Copy every line of the records below where the word "ylabel" occurs.
_____
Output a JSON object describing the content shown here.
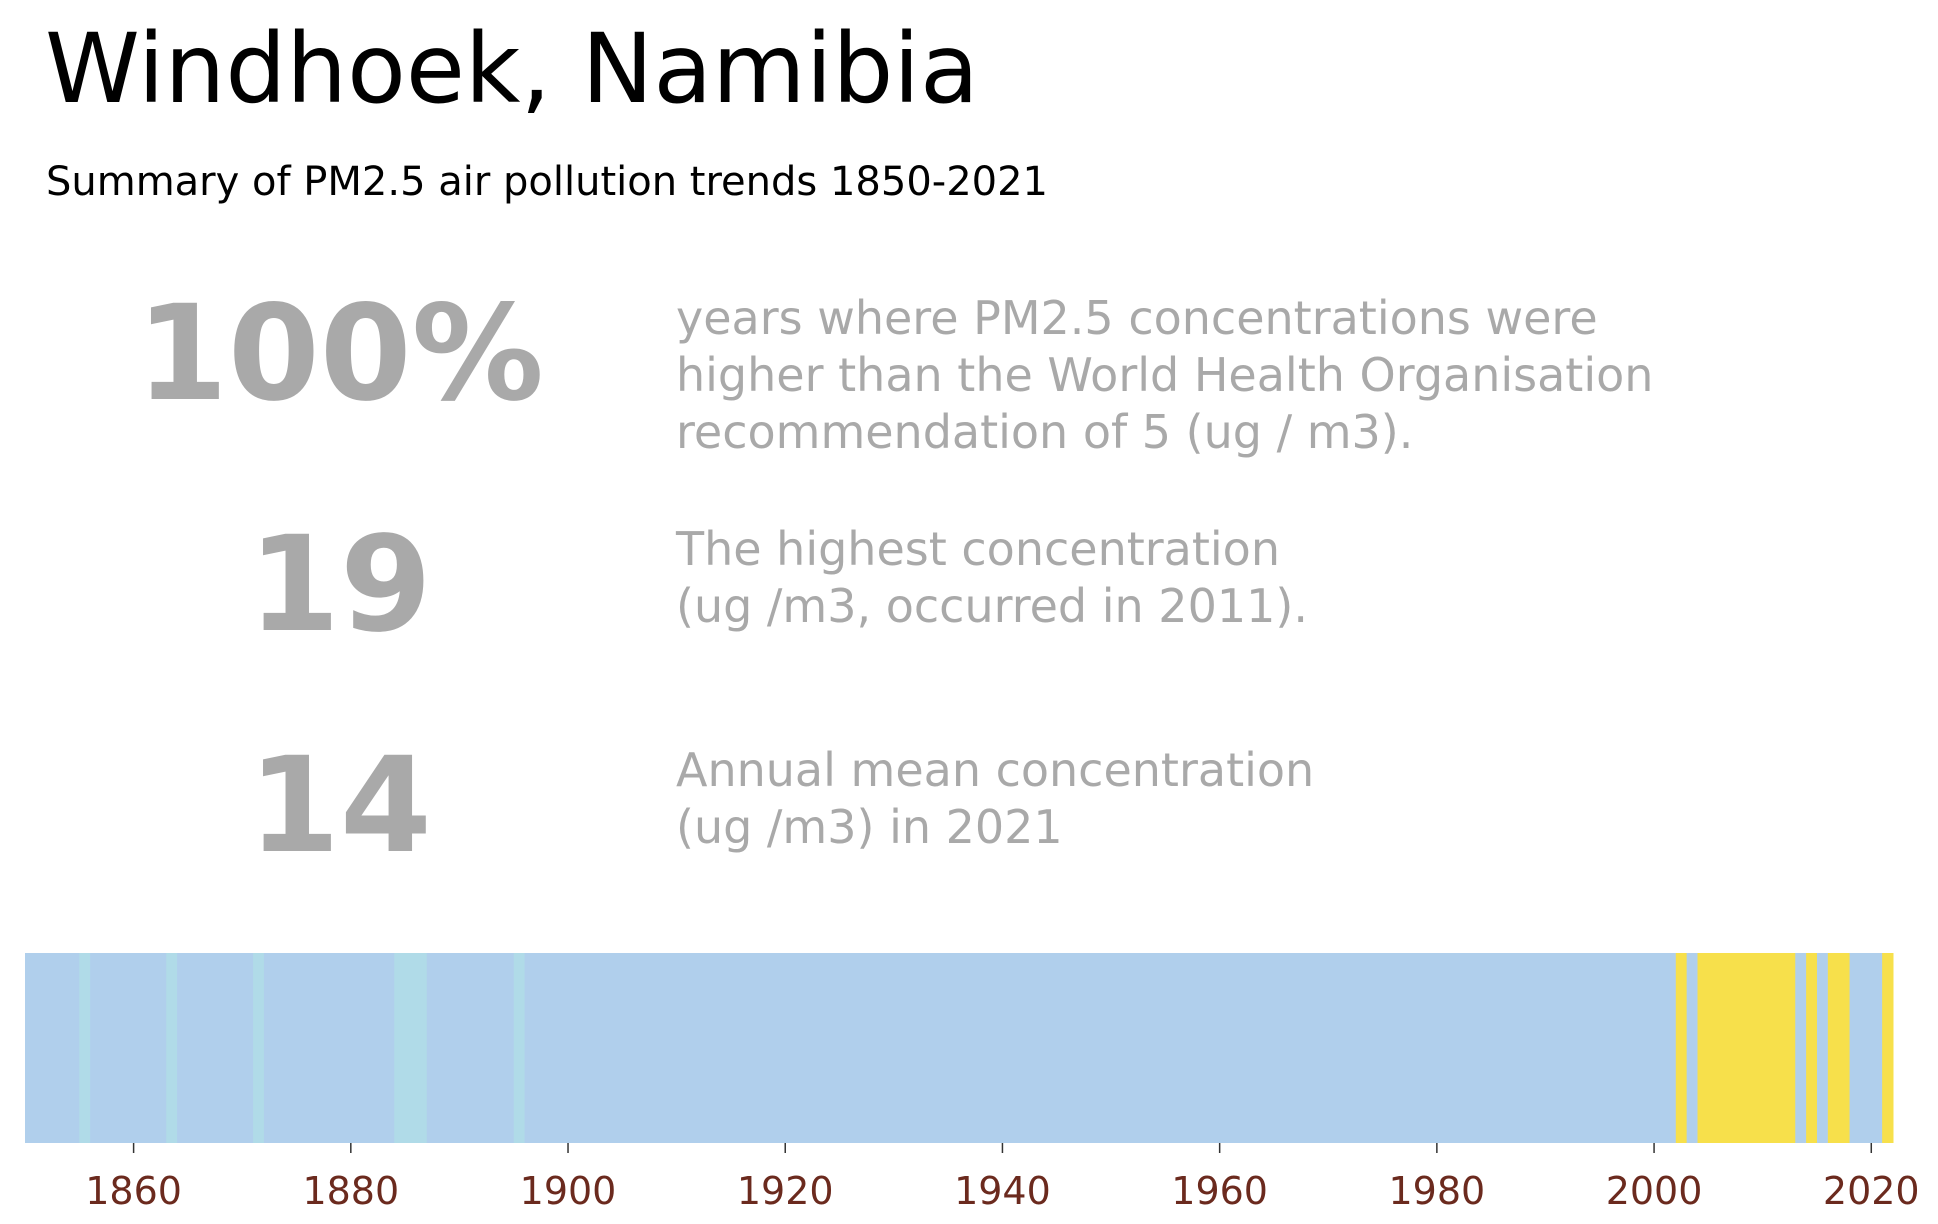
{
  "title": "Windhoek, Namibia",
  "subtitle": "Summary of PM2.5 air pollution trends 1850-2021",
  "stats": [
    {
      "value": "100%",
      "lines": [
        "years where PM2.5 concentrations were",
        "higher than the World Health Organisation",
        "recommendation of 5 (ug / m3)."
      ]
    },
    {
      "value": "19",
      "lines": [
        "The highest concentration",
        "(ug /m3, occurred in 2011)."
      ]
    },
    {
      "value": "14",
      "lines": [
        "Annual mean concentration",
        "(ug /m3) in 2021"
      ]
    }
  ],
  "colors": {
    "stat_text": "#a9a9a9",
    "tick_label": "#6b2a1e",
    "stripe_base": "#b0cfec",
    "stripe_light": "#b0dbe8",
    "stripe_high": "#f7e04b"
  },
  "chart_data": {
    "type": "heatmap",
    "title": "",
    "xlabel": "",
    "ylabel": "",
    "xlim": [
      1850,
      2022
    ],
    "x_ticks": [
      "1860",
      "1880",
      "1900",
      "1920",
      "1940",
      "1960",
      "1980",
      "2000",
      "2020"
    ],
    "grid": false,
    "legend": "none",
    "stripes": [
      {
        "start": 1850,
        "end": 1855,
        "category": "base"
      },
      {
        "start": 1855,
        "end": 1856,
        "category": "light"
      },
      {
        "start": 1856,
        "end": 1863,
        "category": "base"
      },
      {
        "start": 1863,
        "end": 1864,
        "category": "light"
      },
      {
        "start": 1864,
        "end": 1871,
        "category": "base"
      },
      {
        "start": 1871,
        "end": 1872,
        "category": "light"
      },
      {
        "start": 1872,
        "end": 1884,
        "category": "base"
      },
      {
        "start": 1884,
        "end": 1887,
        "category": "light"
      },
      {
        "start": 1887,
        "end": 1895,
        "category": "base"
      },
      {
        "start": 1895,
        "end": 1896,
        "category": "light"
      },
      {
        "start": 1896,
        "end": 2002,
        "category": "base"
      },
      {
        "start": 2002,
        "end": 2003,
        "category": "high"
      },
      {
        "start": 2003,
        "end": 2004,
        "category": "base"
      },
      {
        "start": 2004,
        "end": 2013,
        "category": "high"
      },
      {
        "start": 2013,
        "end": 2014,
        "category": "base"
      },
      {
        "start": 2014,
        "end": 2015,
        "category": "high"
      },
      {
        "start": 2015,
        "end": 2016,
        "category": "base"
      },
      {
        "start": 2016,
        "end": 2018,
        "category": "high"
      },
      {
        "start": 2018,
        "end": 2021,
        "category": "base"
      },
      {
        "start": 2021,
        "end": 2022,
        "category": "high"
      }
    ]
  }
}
_____
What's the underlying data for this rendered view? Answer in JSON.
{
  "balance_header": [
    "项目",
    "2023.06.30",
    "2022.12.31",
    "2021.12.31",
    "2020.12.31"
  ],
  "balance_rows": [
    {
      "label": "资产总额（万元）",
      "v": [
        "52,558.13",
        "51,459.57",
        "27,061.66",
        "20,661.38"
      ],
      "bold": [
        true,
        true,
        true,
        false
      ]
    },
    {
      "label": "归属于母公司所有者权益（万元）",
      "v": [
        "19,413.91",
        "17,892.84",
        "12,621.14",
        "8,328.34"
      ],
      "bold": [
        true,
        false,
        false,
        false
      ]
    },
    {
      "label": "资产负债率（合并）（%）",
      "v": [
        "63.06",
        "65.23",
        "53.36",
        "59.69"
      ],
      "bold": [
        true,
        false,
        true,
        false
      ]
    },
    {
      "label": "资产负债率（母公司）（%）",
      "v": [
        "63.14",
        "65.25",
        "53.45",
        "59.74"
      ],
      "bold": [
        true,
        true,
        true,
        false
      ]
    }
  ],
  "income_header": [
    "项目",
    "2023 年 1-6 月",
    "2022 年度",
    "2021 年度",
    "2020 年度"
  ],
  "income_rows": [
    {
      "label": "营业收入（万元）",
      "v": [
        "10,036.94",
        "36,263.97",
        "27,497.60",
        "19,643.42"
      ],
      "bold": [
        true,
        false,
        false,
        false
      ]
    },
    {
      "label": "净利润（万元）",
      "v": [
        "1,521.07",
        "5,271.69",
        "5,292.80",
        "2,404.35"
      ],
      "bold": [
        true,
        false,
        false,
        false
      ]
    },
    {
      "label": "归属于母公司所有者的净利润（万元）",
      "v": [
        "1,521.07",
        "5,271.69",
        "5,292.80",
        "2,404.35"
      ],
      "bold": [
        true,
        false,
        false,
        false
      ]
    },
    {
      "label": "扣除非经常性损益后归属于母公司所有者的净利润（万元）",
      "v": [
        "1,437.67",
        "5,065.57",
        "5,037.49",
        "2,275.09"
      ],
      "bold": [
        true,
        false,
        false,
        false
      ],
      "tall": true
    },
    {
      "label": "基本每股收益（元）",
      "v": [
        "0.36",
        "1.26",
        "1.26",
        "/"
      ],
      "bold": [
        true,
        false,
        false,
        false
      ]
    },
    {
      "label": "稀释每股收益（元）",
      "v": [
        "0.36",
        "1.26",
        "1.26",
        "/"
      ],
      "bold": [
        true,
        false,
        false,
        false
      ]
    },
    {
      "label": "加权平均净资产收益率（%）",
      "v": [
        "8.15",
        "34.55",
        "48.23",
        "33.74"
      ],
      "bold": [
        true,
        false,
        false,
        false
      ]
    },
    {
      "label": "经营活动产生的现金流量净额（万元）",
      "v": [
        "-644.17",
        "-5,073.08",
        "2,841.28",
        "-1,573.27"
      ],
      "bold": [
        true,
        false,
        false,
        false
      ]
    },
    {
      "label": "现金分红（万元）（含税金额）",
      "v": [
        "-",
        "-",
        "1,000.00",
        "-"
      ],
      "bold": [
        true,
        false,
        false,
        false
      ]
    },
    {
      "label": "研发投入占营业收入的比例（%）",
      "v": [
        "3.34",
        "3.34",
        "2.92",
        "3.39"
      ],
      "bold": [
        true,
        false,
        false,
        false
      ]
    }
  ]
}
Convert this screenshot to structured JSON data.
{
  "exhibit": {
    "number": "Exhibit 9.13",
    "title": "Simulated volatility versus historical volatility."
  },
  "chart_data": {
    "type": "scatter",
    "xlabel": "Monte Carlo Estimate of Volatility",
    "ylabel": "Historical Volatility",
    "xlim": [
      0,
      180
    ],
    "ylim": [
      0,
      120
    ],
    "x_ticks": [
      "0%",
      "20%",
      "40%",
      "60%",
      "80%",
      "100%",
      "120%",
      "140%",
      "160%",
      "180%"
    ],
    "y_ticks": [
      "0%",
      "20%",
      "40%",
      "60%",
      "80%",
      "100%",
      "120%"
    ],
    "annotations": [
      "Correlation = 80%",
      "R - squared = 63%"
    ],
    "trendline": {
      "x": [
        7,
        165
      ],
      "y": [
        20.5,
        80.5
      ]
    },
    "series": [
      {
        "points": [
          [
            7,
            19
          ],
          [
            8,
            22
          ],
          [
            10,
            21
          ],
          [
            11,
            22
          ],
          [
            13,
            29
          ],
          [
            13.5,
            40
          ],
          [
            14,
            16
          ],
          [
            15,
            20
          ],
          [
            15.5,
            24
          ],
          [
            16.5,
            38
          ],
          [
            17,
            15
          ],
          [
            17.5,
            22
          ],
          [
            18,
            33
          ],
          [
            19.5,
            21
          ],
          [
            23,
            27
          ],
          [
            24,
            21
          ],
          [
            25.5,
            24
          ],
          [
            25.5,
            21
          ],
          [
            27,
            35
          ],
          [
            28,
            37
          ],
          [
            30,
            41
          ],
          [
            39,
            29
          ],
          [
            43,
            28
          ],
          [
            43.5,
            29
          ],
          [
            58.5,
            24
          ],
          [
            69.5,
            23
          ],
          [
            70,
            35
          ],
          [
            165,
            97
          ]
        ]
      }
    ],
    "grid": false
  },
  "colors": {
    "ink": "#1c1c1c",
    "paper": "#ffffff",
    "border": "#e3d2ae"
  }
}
_____
__COMPLETE RESPONSE__.
    "ylabel": "",
    "ylabel": "Historical Volatility",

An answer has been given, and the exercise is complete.